Task prompt:
Turn the lines of the listing below, from the line containing "Никитой Струве) xyxy=(76,645,473,676)" through the line containing "Эдуардом Кузнецовым) xyxy=(74,678,496,693)", into a Markdown table with the columns n and Line. Number the rows and skip any blank lines.

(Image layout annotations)
╔══
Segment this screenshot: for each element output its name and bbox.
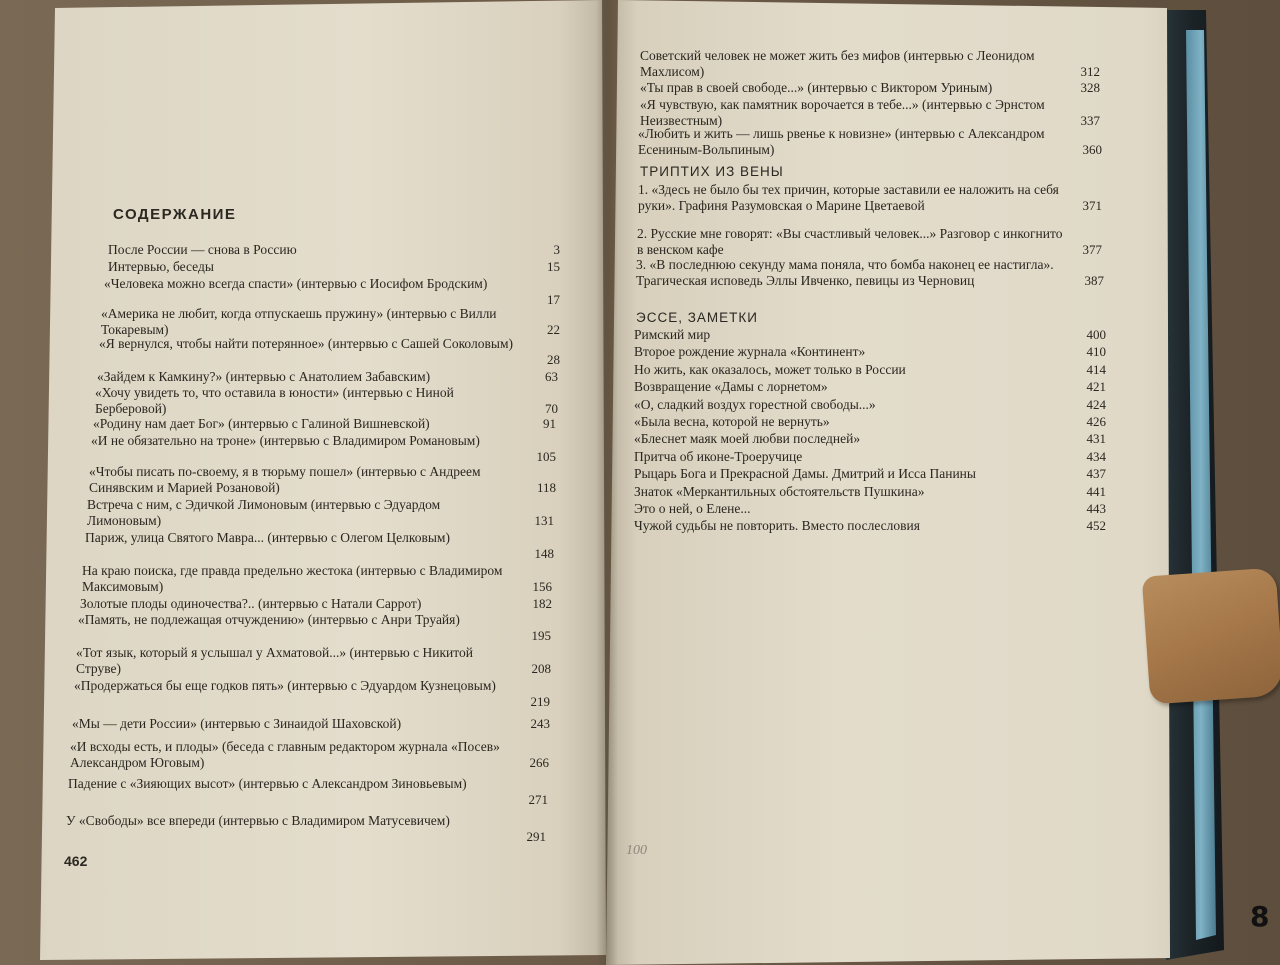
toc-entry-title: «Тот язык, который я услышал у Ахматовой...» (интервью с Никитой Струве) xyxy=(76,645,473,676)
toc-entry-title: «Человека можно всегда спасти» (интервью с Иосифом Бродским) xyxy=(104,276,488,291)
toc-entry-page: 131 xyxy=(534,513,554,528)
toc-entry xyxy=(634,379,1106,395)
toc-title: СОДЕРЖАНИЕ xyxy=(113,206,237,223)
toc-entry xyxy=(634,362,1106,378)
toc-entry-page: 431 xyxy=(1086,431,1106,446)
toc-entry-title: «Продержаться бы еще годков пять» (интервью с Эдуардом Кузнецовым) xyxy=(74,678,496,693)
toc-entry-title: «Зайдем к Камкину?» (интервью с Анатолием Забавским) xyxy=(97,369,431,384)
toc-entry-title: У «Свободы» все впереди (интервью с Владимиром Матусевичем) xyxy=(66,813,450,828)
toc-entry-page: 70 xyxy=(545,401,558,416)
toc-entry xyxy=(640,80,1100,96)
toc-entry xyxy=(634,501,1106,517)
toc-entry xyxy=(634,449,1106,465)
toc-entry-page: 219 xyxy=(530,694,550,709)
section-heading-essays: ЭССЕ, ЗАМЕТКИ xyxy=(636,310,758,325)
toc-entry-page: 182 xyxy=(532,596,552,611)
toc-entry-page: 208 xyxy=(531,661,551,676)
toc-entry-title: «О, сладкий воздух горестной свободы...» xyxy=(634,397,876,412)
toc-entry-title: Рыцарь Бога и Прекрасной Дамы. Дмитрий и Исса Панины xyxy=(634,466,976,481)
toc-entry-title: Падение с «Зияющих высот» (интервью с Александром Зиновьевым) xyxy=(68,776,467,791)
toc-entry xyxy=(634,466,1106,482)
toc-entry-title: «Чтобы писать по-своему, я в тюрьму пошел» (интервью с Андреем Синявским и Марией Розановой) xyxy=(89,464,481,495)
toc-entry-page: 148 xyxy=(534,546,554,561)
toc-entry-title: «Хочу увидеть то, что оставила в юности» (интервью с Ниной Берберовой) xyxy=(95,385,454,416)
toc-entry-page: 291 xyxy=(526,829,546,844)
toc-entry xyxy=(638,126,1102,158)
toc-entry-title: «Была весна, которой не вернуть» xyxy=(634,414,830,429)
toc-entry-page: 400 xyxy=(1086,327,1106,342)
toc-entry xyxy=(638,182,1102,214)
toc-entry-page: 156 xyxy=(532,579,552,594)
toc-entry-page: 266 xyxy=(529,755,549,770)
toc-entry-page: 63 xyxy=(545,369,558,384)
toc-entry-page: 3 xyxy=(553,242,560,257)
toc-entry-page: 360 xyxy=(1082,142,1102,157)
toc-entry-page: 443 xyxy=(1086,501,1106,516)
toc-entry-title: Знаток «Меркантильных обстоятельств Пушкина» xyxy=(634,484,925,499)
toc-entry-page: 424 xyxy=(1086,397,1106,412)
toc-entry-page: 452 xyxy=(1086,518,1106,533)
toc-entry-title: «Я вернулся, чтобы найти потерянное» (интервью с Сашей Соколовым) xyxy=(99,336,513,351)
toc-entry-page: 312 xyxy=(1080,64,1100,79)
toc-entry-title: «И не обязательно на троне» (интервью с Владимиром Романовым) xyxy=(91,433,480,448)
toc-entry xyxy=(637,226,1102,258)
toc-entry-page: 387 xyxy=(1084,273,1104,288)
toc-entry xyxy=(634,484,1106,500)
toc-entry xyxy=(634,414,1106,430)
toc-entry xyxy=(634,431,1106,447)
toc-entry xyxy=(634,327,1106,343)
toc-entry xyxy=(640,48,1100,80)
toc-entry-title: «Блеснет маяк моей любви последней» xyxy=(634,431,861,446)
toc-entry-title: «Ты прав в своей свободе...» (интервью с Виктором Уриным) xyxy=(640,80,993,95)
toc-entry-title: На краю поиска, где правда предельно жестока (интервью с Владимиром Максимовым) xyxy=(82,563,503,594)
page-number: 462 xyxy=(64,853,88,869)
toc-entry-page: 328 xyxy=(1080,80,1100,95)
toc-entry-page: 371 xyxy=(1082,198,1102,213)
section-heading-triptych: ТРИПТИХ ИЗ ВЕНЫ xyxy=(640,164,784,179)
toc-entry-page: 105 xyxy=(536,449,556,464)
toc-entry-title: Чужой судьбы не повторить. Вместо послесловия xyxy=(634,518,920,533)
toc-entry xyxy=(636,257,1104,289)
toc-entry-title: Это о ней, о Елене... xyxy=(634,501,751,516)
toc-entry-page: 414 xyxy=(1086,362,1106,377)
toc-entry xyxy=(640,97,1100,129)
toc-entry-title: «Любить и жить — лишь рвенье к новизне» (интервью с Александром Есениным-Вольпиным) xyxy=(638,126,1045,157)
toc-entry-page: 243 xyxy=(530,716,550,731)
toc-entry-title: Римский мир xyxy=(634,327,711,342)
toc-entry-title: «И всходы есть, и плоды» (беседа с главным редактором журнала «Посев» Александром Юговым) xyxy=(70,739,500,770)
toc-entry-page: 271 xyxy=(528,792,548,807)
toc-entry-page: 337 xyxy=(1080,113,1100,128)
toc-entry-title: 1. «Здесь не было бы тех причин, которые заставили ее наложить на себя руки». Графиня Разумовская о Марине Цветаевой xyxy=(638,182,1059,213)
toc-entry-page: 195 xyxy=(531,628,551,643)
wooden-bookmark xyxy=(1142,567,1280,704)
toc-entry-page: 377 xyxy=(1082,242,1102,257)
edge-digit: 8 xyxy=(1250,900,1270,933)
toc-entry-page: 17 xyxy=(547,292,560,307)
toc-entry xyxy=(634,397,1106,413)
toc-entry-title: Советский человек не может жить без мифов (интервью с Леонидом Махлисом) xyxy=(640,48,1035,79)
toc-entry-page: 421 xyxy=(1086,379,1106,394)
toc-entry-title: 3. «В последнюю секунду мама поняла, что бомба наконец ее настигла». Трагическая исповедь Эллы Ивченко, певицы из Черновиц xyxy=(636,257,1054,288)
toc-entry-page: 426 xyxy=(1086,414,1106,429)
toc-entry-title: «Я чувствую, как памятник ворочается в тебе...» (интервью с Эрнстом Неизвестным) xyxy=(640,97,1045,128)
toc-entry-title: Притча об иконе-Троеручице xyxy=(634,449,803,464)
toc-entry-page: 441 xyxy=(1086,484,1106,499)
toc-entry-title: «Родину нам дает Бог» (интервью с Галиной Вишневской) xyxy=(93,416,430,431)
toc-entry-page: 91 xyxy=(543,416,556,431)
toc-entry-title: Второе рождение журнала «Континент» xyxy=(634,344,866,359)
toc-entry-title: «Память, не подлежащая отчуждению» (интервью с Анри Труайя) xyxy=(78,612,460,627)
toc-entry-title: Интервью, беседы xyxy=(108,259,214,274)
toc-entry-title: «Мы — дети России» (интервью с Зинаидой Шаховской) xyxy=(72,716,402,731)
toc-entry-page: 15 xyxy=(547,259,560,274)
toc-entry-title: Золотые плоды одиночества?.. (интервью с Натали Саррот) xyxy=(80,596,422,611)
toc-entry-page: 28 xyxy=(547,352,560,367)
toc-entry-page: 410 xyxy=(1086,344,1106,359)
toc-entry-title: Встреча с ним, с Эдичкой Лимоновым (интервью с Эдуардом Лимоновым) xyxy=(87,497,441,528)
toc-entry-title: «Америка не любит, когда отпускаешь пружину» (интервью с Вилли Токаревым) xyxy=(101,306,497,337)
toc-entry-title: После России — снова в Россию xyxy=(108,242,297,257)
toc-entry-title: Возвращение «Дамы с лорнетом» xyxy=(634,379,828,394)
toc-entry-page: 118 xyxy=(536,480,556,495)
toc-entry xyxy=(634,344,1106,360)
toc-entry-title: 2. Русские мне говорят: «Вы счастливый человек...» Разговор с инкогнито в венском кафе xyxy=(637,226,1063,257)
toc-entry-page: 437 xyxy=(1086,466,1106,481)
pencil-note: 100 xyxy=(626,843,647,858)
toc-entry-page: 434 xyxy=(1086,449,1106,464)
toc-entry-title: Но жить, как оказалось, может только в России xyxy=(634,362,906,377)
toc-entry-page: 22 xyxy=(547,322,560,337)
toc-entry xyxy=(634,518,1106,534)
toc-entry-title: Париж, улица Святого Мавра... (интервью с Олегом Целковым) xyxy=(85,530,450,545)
╚══
Answer to this problem:
| n | Line |
|---|---|
| 1 | toc-entry-title: «Тот язык, который я услышал у Ахматовой...» (интервью с Никитой Струве) xyxy=(76,645,473,676) |
| 2 | toc-entry-title: «Человека можно всегда спасти» (интервью с Иосифом Бродским) xyxy=(104,276,488,291) |
| 3 | toc-entry-page: 131 xyxy=(534,513,554,528) |
| 4 | toc-entry xyxy=(634,379,1106,395) |
| 5 | toc-title: СОДЕРЖАНИЕ xyxy=(113,206,237,223) |
| 6 | toc-entry xyxy=(634,362,1106,378) |
| 7 | toc-entry-page: 431 xyxy=(1086,431,1106,446) |
| 8 | toc-entry-title: «Продержаться бы еще годков пять» (интервью с Эдуардом Кузнецовым) xyxy=(74,678,496,693) |